#### OBJETIVO
Reproduza sem nenhuma alteração as linhas dos registros desde o início até a linha que contém "service-stats-card: Replicas 1", incluindo as duas extremidades.

#### REGISTROS EXIBIDOS
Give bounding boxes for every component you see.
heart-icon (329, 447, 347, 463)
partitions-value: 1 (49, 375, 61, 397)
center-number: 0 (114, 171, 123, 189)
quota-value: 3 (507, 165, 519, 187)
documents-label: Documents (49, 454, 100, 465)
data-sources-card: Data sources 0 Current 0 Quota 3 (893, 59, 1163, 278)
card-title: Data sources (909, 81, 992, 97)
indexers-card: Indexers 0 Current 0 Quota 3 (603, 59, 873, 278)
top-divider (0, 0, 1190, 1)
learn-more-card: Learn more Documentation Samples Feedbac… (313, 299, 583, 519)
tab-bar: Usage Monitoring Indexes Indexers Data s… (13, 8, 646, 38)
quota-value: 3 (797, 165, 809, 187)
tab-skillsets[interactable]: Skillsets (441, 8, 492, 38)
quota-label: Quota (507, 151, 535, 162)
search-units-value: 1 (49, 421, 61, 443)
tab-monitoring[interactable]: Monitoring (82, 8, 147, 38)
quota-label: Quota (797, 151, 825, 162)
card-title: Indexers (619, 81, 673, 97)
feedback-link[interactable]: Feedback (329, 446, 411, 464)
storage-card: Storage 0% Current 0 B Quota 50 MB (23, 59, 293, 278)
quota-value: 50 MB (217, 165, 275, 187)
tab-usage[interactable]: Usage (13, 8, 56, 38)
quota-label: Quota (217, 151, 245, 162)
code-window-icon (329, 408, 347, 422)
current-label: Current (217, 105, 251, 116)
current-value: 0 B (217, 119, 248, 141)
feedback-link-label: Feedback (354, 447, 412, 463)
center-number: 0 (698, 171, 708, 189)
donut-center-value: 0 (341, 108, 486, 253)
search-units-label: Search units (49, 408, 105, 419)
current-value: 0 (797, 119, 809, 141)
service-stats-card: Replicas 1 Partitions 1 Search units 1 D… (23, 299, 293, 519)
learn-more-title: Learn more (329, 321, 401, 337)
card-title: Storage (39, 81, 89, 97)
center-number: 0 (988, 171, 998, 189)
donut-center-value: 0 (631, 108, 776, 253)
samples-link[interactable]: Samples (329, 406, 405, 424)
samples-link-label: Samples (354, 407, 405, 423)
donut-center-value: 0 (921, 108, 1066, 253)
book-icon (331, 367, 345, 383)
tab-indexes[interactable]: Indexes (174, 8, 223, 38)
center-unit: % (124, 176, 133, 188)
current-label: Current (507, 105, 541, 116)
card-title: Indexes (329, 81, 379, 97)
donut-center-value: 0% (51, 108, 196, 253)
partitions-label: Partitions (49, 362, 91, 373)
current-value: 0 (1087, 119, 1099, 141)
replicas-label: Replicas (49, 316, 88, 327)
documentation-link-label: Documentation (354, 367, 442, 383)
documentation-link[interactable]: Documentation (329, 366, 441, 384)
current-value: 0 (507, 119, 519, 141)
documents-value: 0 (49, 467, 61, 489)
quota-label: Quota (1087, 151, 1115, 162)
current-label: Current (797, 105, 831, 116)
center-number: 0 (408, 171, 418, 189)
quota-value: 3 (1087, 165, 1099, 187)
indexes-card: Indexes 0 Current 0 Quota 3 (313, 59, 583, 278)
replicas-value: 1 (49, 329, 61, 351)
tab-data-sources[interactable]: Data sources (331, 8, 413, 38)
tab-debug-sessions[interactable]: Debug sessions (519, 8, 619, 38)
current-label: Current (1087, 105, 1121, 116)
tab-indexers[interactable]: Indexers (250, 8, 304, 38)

#### RESULTADO
Give bounding boxes for every component you see.
heart-icon (329, 447, 347, 463)
partitions-value: 1 (49, 375, 61, 397)
center-number: 0 (114, 171, 123, 189)
quota-value: 3 (507, 165, 519, 187)
documents-label: Documents (49, 454, 100, 465)
data-sources-card: Data sources 0 Current 0 Quota 3 (893, 59, 1163, 278)
card-title: Data sources (909, 81, 992, 97)
indexers-card: Indexers 0 Current 0 Quota 3 (603, 59, 873, 278)
top-divider (0, 0, 1190, 1)
learn-more-card: Learn more Documentation Samples Feedbac… (313, 299, 583, 519)
tab-bar: Usage Monitoring Indexes Indexers Data s… (13, 8, 646, 38)
quota-value: 3 (797, 165, 809, 187)
tab-skillsets[interactable]: Skillsets (441, 8, 492, 38)
quota-label: Quota (507, 151, 535, 162)
search-units-value: 1 (49, 421, 61, 443)
tab-monitoring[interactable]: Monitoring (82, 8, 147, 38)
quota-label: Quota (797, 151, 825, 162)
card-title: Indexers (619, 81, 673, 97)
feedback-link[interactable]: Feedback (329, 446, 411, 464)
storage-card: Storage 0% Current 0 B Quota 50 MB (23, 59, 293, 278)
quota-value: 50 MB (217, 165, 275, 187)
tab-usage[interactable]: Usage (13, 8, 56, 38)
quota-label: Quota (217, 151, 245, 162)
code-window-icon (329, 408, 347, 422)
current-label: Current (217, 105, 251, 116)
current-value: 0 B (217, 119, 248, 141)
feedback-link-label: Feedback (354, 447, 412, 463)
center-number: 0 (698, 171, 708, 189)
donut-center-value: 0 (341, 108, 486, 253)
search-units-label: Search units (49, 408, 105, 419)
current-value: 0 (797, 119, 809, 141)
service-stats-card: Replicas 1 Partitions 1 Search units 1 D… (23, 299, 293, 519)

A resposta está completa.